### WHAT THE EXERCISE ASKS
Quote the listing below in its entirety.

----- DATASET

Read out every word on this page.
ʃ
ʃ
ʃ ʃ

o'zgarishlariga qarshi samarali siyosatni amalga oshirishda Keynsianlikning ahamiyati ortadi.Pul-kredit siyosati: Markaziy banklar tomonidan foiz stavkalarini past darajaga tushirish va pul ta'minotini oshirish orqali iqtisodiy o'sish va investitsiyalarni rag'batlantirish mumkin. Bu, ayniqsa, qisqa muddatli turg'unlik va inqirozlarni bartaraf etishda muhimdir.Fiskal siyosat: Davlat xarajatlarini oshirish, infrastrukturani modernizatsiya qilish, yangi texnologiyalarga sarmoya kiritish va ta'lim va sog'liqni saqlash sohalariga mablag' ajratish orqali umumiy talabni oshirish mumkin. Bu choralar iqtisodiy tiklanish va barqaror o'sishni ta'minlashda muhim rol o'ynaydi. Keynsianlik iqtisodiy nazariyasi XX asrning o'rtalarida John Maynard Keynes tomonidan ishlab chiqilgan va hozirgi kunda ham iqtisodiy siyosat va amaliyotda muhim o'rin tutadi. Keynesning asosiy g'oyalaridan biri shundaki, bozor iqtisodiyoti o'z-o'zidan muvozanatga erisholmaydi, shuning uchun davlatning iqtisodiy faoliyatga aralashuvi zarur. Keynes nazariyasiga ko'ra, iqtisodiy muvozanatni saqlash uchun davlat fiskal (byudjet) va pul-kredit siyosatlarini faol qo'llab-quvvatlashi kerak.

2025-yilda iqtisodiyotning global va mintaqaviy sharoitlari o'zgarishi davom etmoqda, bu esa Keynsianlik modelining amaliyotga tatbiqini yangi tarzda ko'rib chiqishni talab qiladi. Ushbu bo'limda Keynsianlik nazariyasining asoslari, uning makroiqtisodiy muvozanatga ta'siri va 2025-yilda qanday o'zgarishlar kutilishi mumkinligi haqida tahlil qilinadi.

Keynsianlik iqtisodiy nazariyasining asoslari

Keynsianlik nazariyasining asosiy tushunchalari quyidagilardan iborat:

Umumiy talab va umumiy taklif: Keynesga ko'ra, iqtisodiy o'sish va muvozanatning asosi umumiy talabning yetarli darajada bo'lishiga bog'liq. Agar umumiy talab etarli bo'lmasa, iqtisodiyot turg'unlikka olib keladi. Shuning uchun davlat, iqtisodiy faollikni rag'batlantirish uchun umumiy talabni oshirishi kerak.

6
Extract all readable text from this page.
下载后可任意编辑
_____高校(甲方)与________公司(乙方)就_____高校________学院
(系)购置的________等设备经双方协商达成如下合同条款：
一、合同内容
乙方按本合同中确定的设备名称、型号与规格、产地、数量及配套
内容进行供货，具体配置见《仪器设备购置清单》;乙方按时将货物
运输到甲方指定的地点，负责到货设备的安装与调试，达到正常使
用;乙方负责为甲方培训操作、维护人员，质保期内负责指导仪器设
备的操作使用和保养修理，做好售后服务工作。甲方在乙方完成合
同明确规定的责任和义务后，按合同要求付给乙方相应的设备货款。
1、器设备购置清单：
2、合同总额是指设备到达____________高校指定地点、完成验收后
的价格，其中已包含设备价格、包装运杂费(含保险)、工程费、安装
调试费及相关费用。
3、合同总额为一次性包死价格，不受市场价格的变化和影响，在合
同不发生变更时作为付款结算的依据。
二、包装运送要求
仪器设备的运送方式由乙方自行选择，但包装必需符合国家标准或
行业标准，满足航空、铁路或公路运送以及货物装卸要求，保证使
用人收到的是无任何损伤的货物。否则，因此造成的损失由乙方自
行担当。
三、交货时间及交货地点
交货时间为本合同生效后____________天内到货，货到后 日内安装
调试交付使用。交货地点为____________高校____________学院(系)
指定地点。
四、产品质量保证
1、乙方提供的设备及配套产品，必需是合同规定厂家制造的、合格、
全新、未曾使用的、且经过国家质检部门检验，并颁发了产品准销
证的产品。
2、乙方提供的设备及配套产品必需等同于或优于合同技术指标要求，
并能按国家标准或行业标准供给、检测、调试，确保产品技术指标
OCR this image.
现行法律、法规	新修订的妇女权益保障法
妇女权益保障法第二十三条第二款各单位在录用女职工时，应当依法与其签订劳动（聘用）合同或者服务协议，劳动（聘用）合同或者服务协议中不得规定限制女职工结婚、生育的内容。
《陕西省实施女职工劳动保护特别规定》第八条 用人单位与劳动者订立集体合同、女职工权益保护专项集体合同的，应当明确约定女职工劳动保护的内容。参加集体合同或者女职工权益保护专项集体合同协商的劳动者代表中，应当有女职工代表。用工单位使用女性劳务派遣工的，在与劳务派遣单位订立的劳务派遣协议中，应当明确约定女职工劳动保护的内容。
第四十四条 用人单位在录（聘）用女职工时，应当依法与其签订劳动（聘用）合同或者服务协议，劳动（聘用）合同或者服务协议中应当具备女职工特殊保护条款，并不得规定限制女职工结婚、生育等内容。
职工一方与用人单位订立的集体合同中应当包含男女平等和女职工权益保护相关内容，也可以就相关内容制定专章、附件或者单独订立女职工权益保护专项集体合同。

----------

### ANSWER TO THE TASK
Read out every word on this page.
ʃ
ʃ
ʃ ʃ

o'zgarishlariga qarshi samarali siyosatni amalga oshirishda Keynsianlikning ahamiyati ortadi.Pul-kredit siyosati: Markaziy banklar tomonidan foiz stavkalarini past darajaga tushirish va pul ta'minotini oshirish orqali iqtisodiy o'sish va investitsiyalarni rag'batlantirish mumkin. Bu, ayniqsa, qisqa muddatli turg'unlik va inqirozlarni bartaraf etishda muhimdir.Fiskal siyosat: Davlat xarajatlarini oshirish, infrastrukturani modernizatsiya qilish, yangi texnologiyalarga sarmoya kiritish va ta'lim va sog'liqni saqlash sohalariga mablag' ajratish orqali umumiy talabni oshirish mumkin. Bu choralar iqtisodiy tiklanish va barqaror o'sishni ta'minlashda muhim rol o'ynaydi. Keynsianlik iqtisodiy nazariyasi XX asrning o'rtalarida John Maynard Keynes tomonidan ishlab chiqilgan va hozirgi kunda ham iqtisodiy siyosat va amaliyotda muhim o'rin tutadi. Keynesning asosiy g'oyalaridan biri shundaki, bozor iqtisodiyoti o'z-o'zidan muvozanatga erisholmaydi, shuning uchun davlatning iqtisodiy faoliyatga aralashuvi zarur. Keynes nazariyasiga ko'ra, iqtisodiy muvozanatni saqlash uchun davlat fiskal (byudjet) va pul-kredit siyosatlarini faol qo'llab-quvvatlashi kerak.

2025-yilda iqtisodiyotning global va mintaqaviy sharoitlari o'zgarishi davom etmoqda, bu esa Keynsianlik modelining amaliyotga tatbiqini yangi tarzda ko'rib chiqishni talab qiladi. Ushbu bo'limda Keynsianlik nazariyasining asoslari, uning makroiqtisodiy muvozanatga ta'siri va 2025-yilda qanday o'zgarishlar kutilishi mumkinligi haqida tahlil qilinadi.

Keynsianlik iqtisodiy nazariyasining asoslari

Keynsianlik nazariyasining asosiy tushunchalari quyidagilardan iborat:

Umumiy talab va umumiy taklif: Keynesga ko'ra, iqtisodiy o'sish va muvozanatning asosi umumiy talabning yetarli darajada bo'lishiga bog'liq. Agar umumiy talab etarli bo'lmasa, iqtisodiyot turg'unlikka olib keladi. Shuning uchun davlat, iqtisodiy faollikni rag'batlantirish uchun umumiy talabni oshirishi kerak.

6
Extract all readable text from this page.
下载后可任意编辑
_____高校(甲方)与________公司(乙方)就_____高校________学院
(系)购置的________等设备经双方协商达成如下合同条款：
一、合同内容
乙方按本合同中确定的设备名称、型号与规格、产地、数量及配套
内容进行供货，具体配置见《仪器设备购置清单》;乙方按时将货物
运输到甲方指定的地点，负责到货设备的安装与调试，达到正常使
用;乙方负责为甲方培训操作、维护人员，质保期内负责指导仪器设
备的操作使用和保养修理，做好售后服务工作。甲方在乙方完成合
同明确规定的责任和义务后，按合同要求付给乙方相应的设备货款。
1、器设备购置清单：
2、合同总额是指设备到达____________高校指定地点、完成验收后
的价格，其中已包含设备价格、包装运杂费(含保险)、工程费、安装
调试费及相关费用。
3、合同总额为一次性包死价格，不受市场价格的变化和影响，在合
同不发生变更时作为付款结算的依据。
二、包装运送要求
仪器设备的运送方式由乙方自行选择，但包装必需符合国家标准或
行业标准，满足航空、铁路或公路运送以及货物装卸要求，保证使
用人收到的是无任何损伤的货物。否则，因此造成的损失由乙方自
行担当。
三、交货时间及交货地点
交货时间为本合同生效后____________天内到货，货到后 日内安装
调试交付使用。交货地点为____________高校____________学院(系)
指定地点。
四、产品质量保证
1、乙方提供的设备及配套产品，必需是合同规定厂家制造的、合格、
全新、未曾使用的、且经过国家质检部门检验，并颁发了产品准销
证的产品。
2、乙方提供的设备及配套产品必需等同于或优于合同技术指标要求，
并能按国家标准或行业标准供给、检测、调试，确保产品技术指标
OCR this image.
现行法律、法规	新修订的妇女权益保障法
妇女权益保障法第二十三条第二款各单位在录用女职工时，应当依法与其签订劳动（聘用）合同或者服务协议，劳动（聘用）合同或者服务协议中不得规定限制女职工结婚、生育的内容。
《陕西省实施女职工劳动保护特别规定》第八条 用人单位与劳动者订立集体合同、女职工权益保护专项集体合同的，应当明确约定女职工劳动保护的内容。参加集体合同或者女职工权益保护专项集体合同协商的劳动者代表中，应当有女职工代表。用工单位使用女性劳务派遣工的，在与劳务派遣单位订立的劳务派遣协议中，应当明确约定女职工劳动保护的内容。
第四十四条 用人单位在录（聘）用女职工时，应当依法与其签订劳动（聘用）合同或者服务协议，劳动（聘用）合同或者服务协议中应当具备女职工特殊保护条款，并不得规定限制女职工结婚、生育等内容。
职工一方与用人单位订立的集体合同中应当包含男女平等和女职工权益保护相关内容，也可以就相关内容制定专章、附件或者单独订立女职工权益保护专项集体合同。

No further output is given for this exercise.